### Given problem
Please work out how many lines in the material contain "Monthly" and give only that figure.

##### Records supplied #####

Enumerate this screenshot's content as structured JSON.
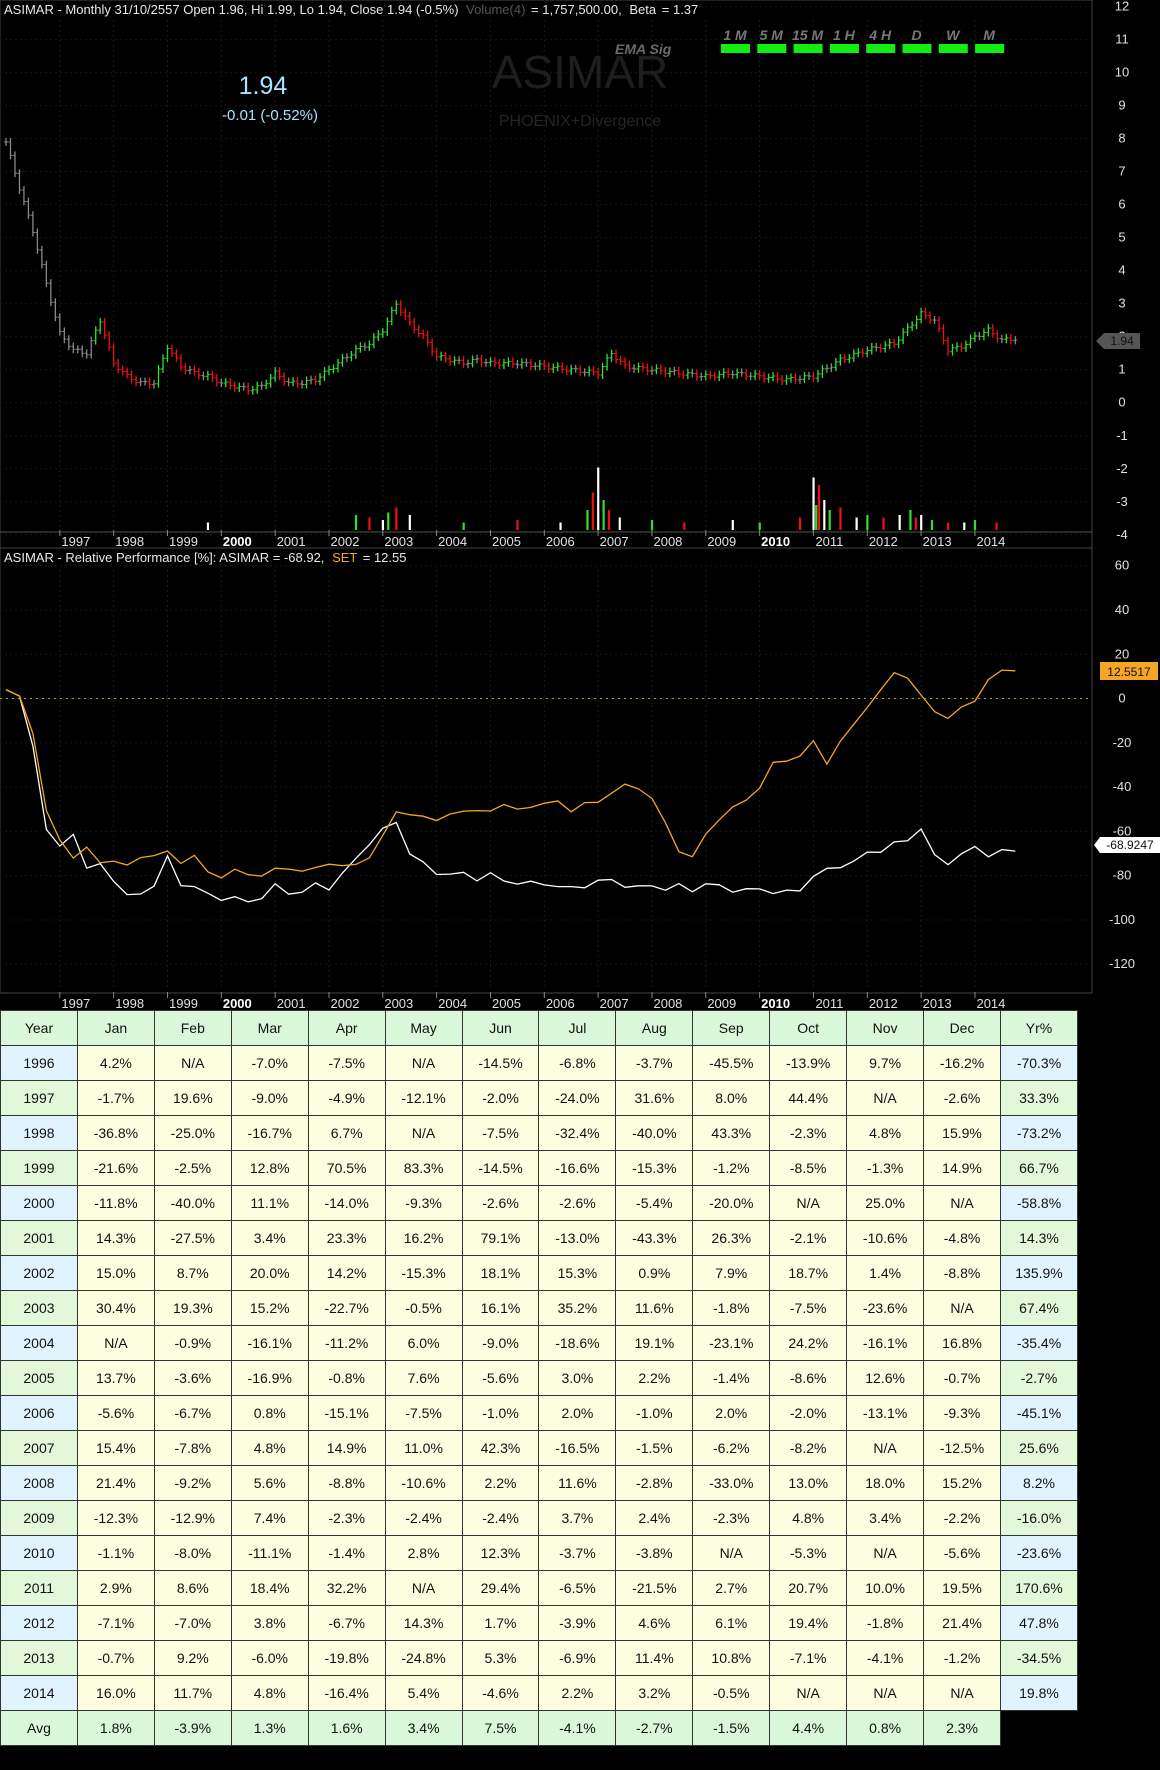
{
  "header": {
    "prefix": "ASIMAR - Monthly 31/10/2557 Open 1.96, Hi 1.99, Lo 1.94, Close 1.94 (-0.5%)",
    "volume_label": "Volume(4)",
    "volume_value": "= 1,757,500.00,",
    "beta_label": "Beta",
    "beta_value": "= 1.37"
  },
  "price": {
    "last": "1.94",
    "change": "-0.01 (-0.52%)"
  },
  "watermark": {
    "symbol": "ASIMAR",
    "subtitle": "PHOENIX+Divergence",
    "ema_label": "EMA Sig"
  },
  "timeframes": [
    "1 M",
    "5 M",
    "15 M",
    "1 H",
    "4 H",
    "D",
    "W",
    "M"
  ],
  "colors": {
    "up": "#33dd33",
    "down": "#ee1111",
    "neutral": "#888888",
    "asimar_line": "#ffffff",
    "set_line": "#f5a623",
    "signal_bar": "#11ee11"
  },
  "rp_header": {
    "prefix": "ASIMAR - Relative Performance [%]: ASIMAR = -68.92,",
    "set_label": "SET",
    "set_value": "= 12.55"
  },
  "chart_data": [
    {
      "type": "ohlc",
      "title": "ASIMAR - Monthly",
      "x_ticks": [
        "1997",
        "1998",
        "1999",
        "2000",
        "2001",
        "2002",
        "2003",
        "2004",
        "2005",
        "2006",
        "2007",
        "2008",
        "2009",
        "2010",
        "2011",
        "2012",
        "2013",
        "2014"
      ],
      "y_ticks": [
        -4,
        -3,
        -2,
        -1,
        0,
        1,
        2,
        3,
        4,
        5,
        6,
        7,
        8,
        9,
        10,
        11,
        12
      ],
      "ylim": [
        -4.4,
        12.2
      ],
      "last_price_label": "1.94",
      "close_series": {
        "x": [
          1996.0,
          1996.25,
          1996.5,
          1996.75,
          1997.0,
          1997.25,
          1997.5,
          1997.75,
          1998.0,
          1998.25,
          1998.5,
          1998.75,
          1999.0,
          1999.25,
          1999.5,
          1999.75,
          2000.0,
          2000.25,
          2000.5,
          2000.75,
          2001.0,
          2001.25,
          2001.5,
          2001.75,
          2002.0,
          2002.25,
          2002.5,
          2002.75,
          2003.0,
          2003.25,
          2003.5,
          2003.75,
          2004.0,
          2004.25,
          2004.5,
          2004.75,
          2005.0,
          2005.5,
          2006.0,
          2006.5,
          2007.0,
          2007.25,
          2007.5,
          2008.0,
          2008.5,
          2009.0,
          2009.5,
          2010.0,
          2010.5,
          2011.0,
          2011.5,
          2012.0,
          2012.5,
          2013.0,
          2013.25,
          2013.5,
          2013.75,
          2014.0,
          2014.25,
          2014.5,
          2014.75
        ],
        "y": [
          7.9,
          6.5,
          5.2,
          3.6,
          2.1,
          1.6,
          1.5,
          2.5,
          1.2,
          0.8,
          0.6,
          0.6,
          1.7,
          1.1,
          0.9,
          0.8,
          0.6,
          0.5,
          0.4,
          0.5,
          0.9,
          0.6,
          0.6,
          0.7,
          1.0,
          1.3,
          1.6,
          1.8,
          2.2,
          3.0,
          2.4,
          2.0,
          1.4,
          1.3,
          1.2,
          1.3,
          1.2,
          1.2,
          1.1,
          1.0,
          0.9,
          1.5,
          1.1,
          1.0,
          0.9,
          0.8,
          0.9,
          0.8,
          0.7,
          0.8,
          1.3,
          1.6,
          1.8,
          2.7,
          2.5,
          1.6,
          1.7,
          2.0,
          2.2,
          1.9,
          1.94
        ]
      },
      "volume_ticks": [
        1999.75,
        2002.5,
        2002.75,
        2003.0,
        2003.1,
        2003.25,
        2003.5,
        2004.5,
        2005.5,
        2006.3,
        2006.8,
        2006.9,
        2007.0,
        2007.1,
        2007.2,
        2007.4,
        2008.0,
        2008.6,
        2009.5,
        2010.0,
        2010.75,
        2011.0,
        2011.05,
        2011.1,
        2011.2,
        2011.3,
        2011.5,
        2011.8,
        2012.0,
        2012.3,
        2012.6,
        2012.8,
        2012.9,
        2013.0,
        2013.2,
        2013.5,
        2013.8,
        2014.0,
        2014.4
      ],
      "volume_values": [
        0.3,
        0.6,
        0.5,
        0.4,
        0.7,
        0.9,
        0.6,
        0.3,
        0.4,
        0.3,
        0.8,
        1.5,
        2.5,
        1.2,
        0.8,
        0.5,
        0.4,
        0.3,
        0.4,
        0.3,
        0.5,
        2.1,
        1.0,
        1.8,
        1.2,
        0.8,
        0.9,
        0.5,
        0.6,
        0.5,
        0.6,
        0.8,
        0.5,
        0.6,
        0.4,
        0.3,
        0.3,
        0.4,
        0.3
      ]
    },
    {
      "type": "line",
      "title": "ASIMAR - Relative Performance [%]",
      "x_ticks": [
        "1997",
        "1998",
        "1999",
        "2000",
        "2001",
        "2002",
        "2003",
        "2004",
        "2005",
        "2006",
        "2007",
        "2008",
        "2009",
        "2010",
        "2011",
        "2012",
        "2013",
        "2014"
      ],
      "y_ticks": [
        -120,
        -100,
        -80,
        -60,
        -40,
        -20,
        0,
        20,
        40,
        60
      ],
      "ylim": [
        -133,
        68
      ],
      "x": [
        1996.0,
        1996.25,
        1996.5,
        1996.75,
        1997.0,
        1997.25,
        1997.5,
        1997.75,
        1998.0,
        1998.25,
        1998.5,
        1998.75,
        1999.0,
        1999.25,
        1999.5,
        1999.75,
        2000.0,
        2000.25,
        2000.5,
        2000.75,
        2001.0,
        2001.25,
        2001.5,
        2001.75,
        2002.0,
        2002.25,
        2002.5,
        2002.75,
        2003.0,
        2003.25,
        2003.5,
        2003.75,
        2004.0,
        2004.25,
        2004.5,
        2004.75,
        2005.0,
        2005.25,
        2005.5,
        2005.75,
        2006.0,
        2006.25,
        2006.5,
        2006.75,
        2007.0,
        2007.25,
        2007.5,
        2007.75,
        2008.0,
        2008.25,
        2008.5,
        2008.75,
        2009.0,
        2009.25,
        2009.5,
        2009.75,
        2010.0,
        2010.25,
        2010.5,
        2010.75,
        2011.0,
        2011.25,
        2011.5,
        2011.75,
        2012.0,
        2012.25,
        2012.5,
        2012.75,
        2013.0,
        2013.25,
        2013.5,
        2013.75,
        2014.0,
        2014.25,
        2014.5,
        2014.75
      ],
      "series": [
        {
          "name": "ASIMAR",
          "values": [
            4,
            0,
            -20,
            -60,
            -67,
            -60,
            -78,
            -74,
            -82,
            -90,
            -87,
            -85,
            -72,
            -83,
            -86,
            -88,
            -90,
            -91,
            -91,
            -90,
            -85,
            -87,
            -88,
            -84,
            -85,
            -80,
            -72,
            -65,
            -60,
            -55,
            -70,
            -75,
            -78,
            -80,
            -79,
            -81,
            -80,
            -82,
            -83,
            -84,
            -83,
            -85,
            -86,
            -84,
            -83,
            -82,
            -84,
            -86,
            -84,
            -86,
            -85,
            -86,
            -84,
            -85,
            -86,
            -87,
            -86,
            -87,
            -88,
            -86,
            -80,
            -78,
            -75,
            -74,
            -70,
            -68,
            -66,
            -64,
            -58,
            -72,
            -74,
            -70,
            -68,
            -70,
            -69,
            -68.92
          ]
        },
        {
          "name": "SET",
          "values": [
            4,
            0,
            -15,
            -50,
            -65,
            -72,
            -66,
            -75,
            -74,
            -74,
            -72,
            -72,
            -68,
            -74,
            -72,
            -78,
            -80,
            -78,
            -80,
            -79,
            -77,
            -78,
            -77,
            -76,
            -76,
            -75,
            -74,
            -73,
            -62,
            -50,
            -53,
            -54,
            -54,
            -52,
            -52,
            -50,
            -50,
            -49,
            -50,
            -48,
            -48,
            -47,
            -50,
            -47,
            -48,
            -42,
            -38,
            -42,
            -45,
            -55,
            -70,
            -72,
            -60,
            -55,
            -50,
            -45,
            -40,
            -30,
            -28,
            -25,
            -20,
            -30,
            -18,
            -12,
            -5,
            5,
            12,
            8,
            2,
            -5,
            -10,
            -4,
            0,
            8,
            12,
            12.55
          ]
        }
      ],
      "asimar_label": "-68.9247",
      "set_label": "12.5517"
    }
  ],
  "table": {
    "headers": [
      "Year",
      "Jan",
      "Feb",
      "Mar",
      "Apr",
      "May",
      "Jun",
      "Jul",
      "Aug",
      "Sep",
      "Oct",
      "Nov",
      "Dec",
      "Yr%"
    ],
    "rows": [
      [
        "1996",
        "4.2%",
        "N/A",
        "-7.0%",
        "-7.5%",
        "N/A",
        "-14.5%",
        "-6.8%",
        "-3.7%",
        "-45.5%",
        "-13.9%",
        "9.7%",
        "-16.2%",
        "-70.3%"
      ],
      [
        "1997",
        "-1.7%",
        "19.6%",
        "-9.0%",
        "-4.9%",
        "-12.1%",
        "-2.0%",
        "-24.0%",
        "31.6%",
        "8.0%",
        "44.4%",
        "N/A",
        "-2.6%",
        "33.3%"
      ],
      [
        "1998",
        "-36.8%",
        "-25.0%",
        "-16.7%",
        "6.7%",
        "N/A",
        "-7.5%",
        "-32.4%",
        "-40.0%",
        "43.3%",
        "-2.3%",
        "4.8%",
        "15.9%",
        "-73.2%"
      ],
      [
        "1999",
        "-21.6%",
        "-2.5%",
        "12.8%",
        "70.5%",
        "83.3%",
        "-14.5%",
        "-16.6%",
        "-15.3%",
        "-1.2%",
        "-8.5%",
        "-1.3%",
        "14.9%",
        "66.7%"
      ],
      [
        "2000",
        "-11.8%",
        "-40.0%",
        "11.1%",
        "-14.0%",
        "-9.3%",
        "-2.6%",
        "-2.6%",
        "-5.4%",
        "-20.0%",
        "N/A",
        "25.0%",
        "N/A",
        "-58.8%"
      ],
      [
        "2001",
        "14.3%",
        "-27.5%",
        "3.4%",
        "23.3%",
        "16.2%",
        "79.1%",
        "-13.0%",
        "-43.3%",
        "26.3%",
        "-2.1%",
        "-10.6%",
        "-4.8%",
        "14.3%"
      ],
      [
        "2002",
        "15.0%",
        "8.7%",
        "20.0%",
        "14.2%",
        "-15.3%",
        "18.1%",
        "15.3%",
        "0.9%",
        "7.9%",
        "18.7%",
        "1.4%",
        "-8.8%",
        "135.9%"
      ],
      [
        "2003",
        "30.4%",
        "19.3%",
        "15.2%",
        "-22.7%",
        "-0.5%",
        "16.1%",
        "35.2%",
        "11.6%",
        "-1.8%",
        "-7.5%",
        "-23.6%",
        "N/A",
        "67.4%"
      ],
      [
        "2004",
        "N/A",
        "-0.9%",
        "-16.1%",
        "-11.2%",
        "6.0%",
        "-9.0%",
        "-18.6%",
        "19.1%",
        "-23.1%",
        "24.2%",
        "-16.1%",
        "16.8%",
        "-35.4%"
      ],
      [
        "2005",
        "13.7%",
        "-3.6%",
        "-16.9%",
        "-0.8%",
        "7.6%",
        "-5.6%",
        "3.0%",
        "2.2%",
        "-1.4%",
        "-8.6%",
        "12.6%",
        "-0.7%",
        "-2.7%"
      ],
      [
        "2006",
        "-5.6%",
        "-6.7%",
        "0.8%",
        "-15.1%",
        "-7.5%",
        "-1.0%",
        "2.0%",
        "-1.0%",
        "2.0%",
        "-2.0%",
        "-13.1%",
        "-9.3%",
        "-45.1%"
      ],
      [
        "2007",
        "15.4%",
        "-7.8%",
        "4.8%",
        "14.9%",
        "11.0%",
        "42.3%",
        "-16.5%",
        "-1.5%",
        "-6.2%",
        "-8.2%",
        "N/A",
        "-12.5%",
        "25.6%"
      ],
      [
        "2008",
        "21.4%",
        "-9.2%",
        "5.6%",
        "-8.8%",
        "-10.6%",
        "2.2%",
        "11.6%",
        "-2.8%",
        "-33.0%",
        "13.0%",
        "18.0%",
        "15.2%",
        "8.2%"
      ],
      [
        "2009",
        "-12.3%",
        "-12.9%",
        "7.4%",
        "-2.3%",
        "-2.4%",
        "-2.4%",
        "3.7%",
        "2.4%",
        "-2.3%",
        "4.8%",
        "3.4%",
        "-2.2%",
        "-16.0%"
      ],
      [
        "2010",
        "-1.1%",
        "-8.0%",
        "-11.1%",
        "-1.4%",
        "2.8%",
        "12.3%",
        "-3.7%",
        "-3.8%",
        "N/A",
        "-5.3%",
        "N/A",
        "-5.6%",
        "-23.6%"
      ],
      [
        "2011",
        "2.9%",
        "8.6%",
        "18.4%",
        "32.2%",
        "N/A",
        "29.4%",
        "-6.5%",
        "-21.5%",
        "2.7%",
        "20.7%",
        "10.0%",
        "19.5%",
        "170.6%"
      ],
      [
        "2012",
        "-7.1%",
        "-7.0%",
        "3.8%",
        "-6.7%",
        "14.3%",
        "1.7%",
        "-3.9%",
        "4.6%",
        "6.1%",
        "19.4%",
        "-1.8%",
        "21.4%",
        "47.8%"
      ],
      [
        "2013",
        "-0.7%",
        "9.2%",
        "-6.0%",
        "-19.8%",
        "-24.8%",
        "5.3%",
        "-6.9%",
        "11.4%",
        "10.8%",
        "-7.1%",
        "-4.1%",
        "-1.2%",
        "-34.5%"
      ],
      [
        "2014",
        "16.0%",
        "11.7%",
        "4.8%",
        "-16.4%",
        "5.4%",
        "-4.6%",
        "2.2%",
        "3.2%",
        "-0.5%",
        "N/A",
        "N/A",
        "N/A",
        "19.8%"
      ]
    ],
    "avg": [
      "Avg",
      "1.8%",
      "-3.9%",
      "1.3%",
      "1.6%",
      "3.4%",
      "7.5%",
      "-4.1%",
      "-2.7%",
      "-1.5%",
      "4.4%",
      "0.8%",
      "2.3%",
      ""
    ]
  }
}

#####

### Reply
2